━━ Information shown ━━

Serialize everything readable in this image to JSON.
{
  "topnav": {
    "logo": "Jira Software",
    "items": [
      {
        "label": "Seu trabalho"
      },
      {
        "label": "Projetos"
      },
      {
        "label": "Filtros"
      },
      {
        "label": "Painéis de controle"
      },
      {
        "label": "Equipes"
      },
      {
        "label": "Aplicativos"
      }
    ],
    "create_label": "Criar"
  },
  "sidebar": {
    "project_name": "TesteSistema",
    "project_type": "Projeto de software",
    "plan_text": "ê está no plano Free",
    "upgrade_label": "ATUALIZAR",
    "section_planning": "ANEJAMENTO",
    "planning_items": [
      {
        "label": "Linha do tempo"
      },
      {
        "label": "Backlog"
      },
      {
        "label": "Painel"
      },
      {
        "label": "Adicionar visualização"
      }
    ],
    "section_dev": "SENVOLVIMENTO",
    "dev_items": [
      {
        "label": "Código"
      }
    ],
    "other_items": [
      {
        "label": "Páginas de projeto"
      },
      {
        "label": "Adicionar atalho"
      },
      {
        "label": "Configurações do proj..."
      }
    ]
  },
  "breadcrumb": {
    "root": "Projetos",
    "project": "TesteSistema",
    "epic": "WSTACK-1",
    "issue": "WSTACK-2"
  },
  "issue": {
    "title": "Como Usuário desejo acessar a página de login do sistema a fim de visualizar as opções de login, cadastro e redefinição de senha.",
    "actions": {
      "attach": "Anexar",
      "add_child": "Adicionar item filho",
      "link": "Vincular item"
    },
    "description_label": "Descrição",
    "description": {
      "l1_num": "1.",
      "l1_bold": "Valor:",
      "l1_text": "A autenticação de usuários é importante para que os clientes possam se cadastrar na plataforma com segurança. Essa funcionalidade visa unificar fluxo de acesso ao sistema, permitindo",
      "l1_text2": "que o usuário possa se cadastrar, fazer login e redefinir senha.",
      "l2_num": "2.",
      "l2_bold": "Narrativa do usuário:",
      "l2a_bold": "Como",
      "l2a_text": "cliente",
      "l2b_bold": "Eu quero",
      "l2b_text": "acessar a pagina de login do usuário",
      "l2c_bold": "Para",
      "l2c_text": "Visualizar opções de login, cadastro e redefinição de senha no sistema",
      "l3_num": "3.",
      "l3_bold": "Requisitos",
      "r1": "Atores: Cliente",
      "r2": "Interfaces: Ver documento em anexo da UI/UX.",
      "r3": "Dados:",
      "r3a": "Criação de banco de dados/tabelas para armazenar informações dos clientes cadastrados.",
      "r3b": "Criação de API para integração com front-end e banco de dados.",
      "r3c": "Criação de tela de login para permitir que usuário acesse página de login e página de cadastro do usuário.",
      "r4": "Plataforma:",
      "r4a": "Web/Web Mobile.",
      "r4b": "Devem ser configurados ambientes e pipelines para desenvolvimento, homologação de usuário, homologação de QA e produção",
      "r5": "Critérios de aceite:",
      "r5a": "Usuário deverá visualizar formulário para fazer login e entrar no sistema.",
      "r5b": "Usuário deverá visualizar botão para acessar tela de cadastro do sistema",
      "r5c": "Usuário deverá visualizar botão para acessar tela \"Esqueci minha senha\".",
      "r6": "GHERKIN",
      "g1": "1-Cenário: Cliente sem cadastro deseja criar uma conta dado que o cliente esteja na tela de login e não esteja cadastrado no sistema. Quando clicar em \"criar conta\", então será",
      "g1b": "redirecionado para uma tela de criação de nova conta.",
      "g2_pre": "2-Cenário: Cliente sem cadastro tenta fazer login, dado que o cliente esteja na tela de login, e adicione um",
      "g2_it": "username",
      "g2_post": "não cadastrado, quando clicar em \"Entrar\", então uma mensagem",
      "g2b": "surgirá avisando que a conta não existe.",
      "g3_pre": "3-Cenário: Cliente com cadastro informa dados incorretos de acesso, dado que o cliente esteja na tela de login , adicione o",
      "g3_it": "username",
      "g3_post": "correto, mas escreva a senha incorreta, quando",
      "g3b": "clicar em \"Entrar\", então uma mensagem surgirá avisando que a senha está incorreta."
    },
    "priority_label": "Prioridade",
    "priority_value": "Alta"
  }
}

━━━

■ Goal ■
Identify each line in the records above containing the word "deverá"; copy those lines.

■ Solution ■
      "r5a": "Usuário deverá visualizar formulário para fazer login e entrar no sistema.",
      "r5b": "Usuário deverá visualizar botão para acessar tela de cadastro do sistema",
      "r5c": "Usuário deverá visualizar botão para acessar tela \"Esqueci minha senha\".",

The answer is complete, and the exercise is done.